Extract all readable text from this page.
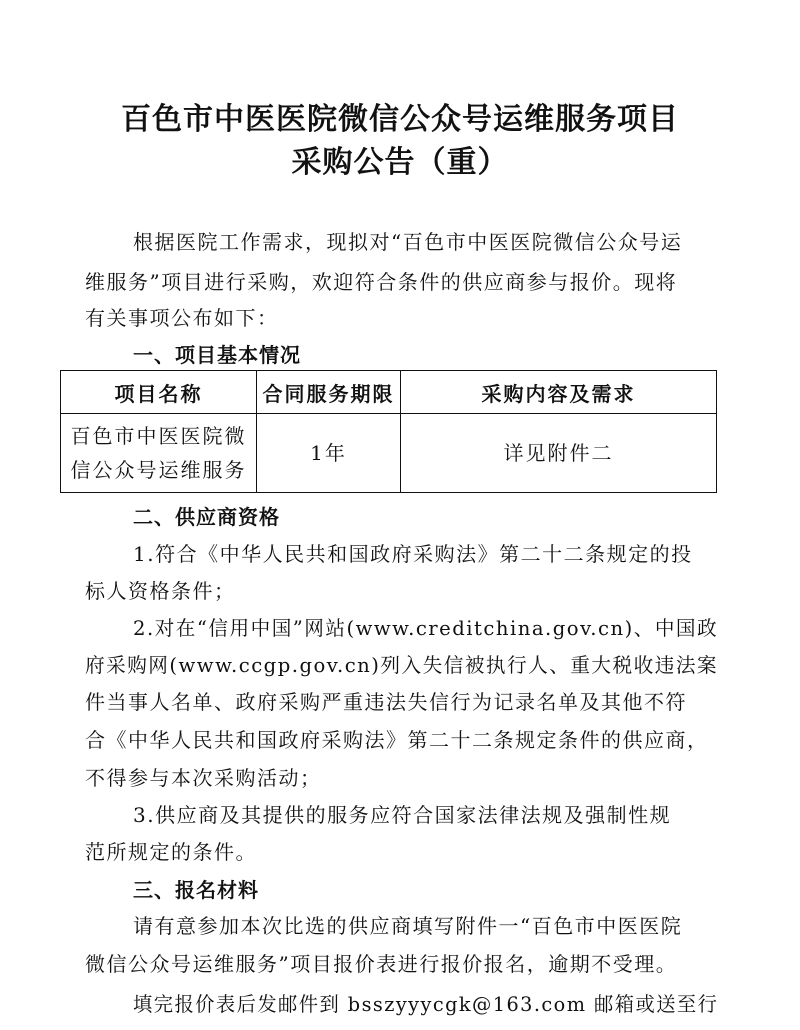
百色市中医医院微信公众号运维服务项目
采购公告（重）
根据医院工作需求，现拟对“百色市中医医院微信公众号运
维服务”项目进行采购，欢迎符合条件的供应商参与报价。现将
有关事项公布如下：
一、项目基本情况
项目名称	合同服务期限	采购内容及需求

百色市中医医院微
信公众号运维服务	1年	详见附件二
二、供应商资格
1.符合《中华人民共和国政府采购法》第二十二条规定的投
标人资格条件；
2.对在“信用中国”网站(www.creditchina.gov.cn)、中国政
府采购网(www.ccgp.gov.cn)列入失信被执行人、重大税收违法案
件当事人名单、政府采购严重违法失信行为记录名单及其他不符
合《中华人民共和国政府采购法》第二十二条规定条件的供应商，
不得参与本次采购活动；
3.供应商及其提供的服务应符合国家法律法规及强制性规
范所规定的条件。
三、报名材料
请有意参加本次比选的供应商填写附件一“百色市中医医院
微信公众号运维服务”项目报价表进行报价报名，逾期不受理。
填完报价表后发邮件到 bsszyyycgk@163.com 邮箱或送至行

▬▬▬

Restate the data above word for word. Skip every picture.

**SOLUTION TO THE PROBLEM**:
Extract all readable text from this page.
百色市中医医院微信公众号运维服务项目
采购公告（重）
根据医院工作需求，现拟对“百色市中医医院微信公众号运
维服务”项目进行采购，欢迎符合条件的供应商参与报价。现将
有关事项公布如下：
一、项目基本情况
项目名称	合同服务期限	采购内容及需求

百色市中医医院微
信公众号运维服务	1年	详见附件二
二、供应商资格
1.符合《中华人民共和国政府采购法》第二十二条规定的投
标人资格条件；
2.对在“信用中国”网站(www.creditchina.gov.cn)、中国政
府采购网(www.ccgp.gov.cn)列入失信被执行人、重大税收违法案
件当事人名单、政府采购严重违法失信行为记录名单及其他不符
合《中华人民共和国政府采购法》第二十二条规定条件的供应商，
不得参与本次采购活动；
3.供应商及其提供的服务应符合国家法律法规及强制性规
范所规定的条件。
三、报名材料
请有意参加本次比选的供应商填写附件一“百色市中医医院
微信公众号运维服务”项目报价表进行报价报名，逾期不受理。
填完报价表后发邮件到 bsszyyycgk@163.com 邮箱或送至行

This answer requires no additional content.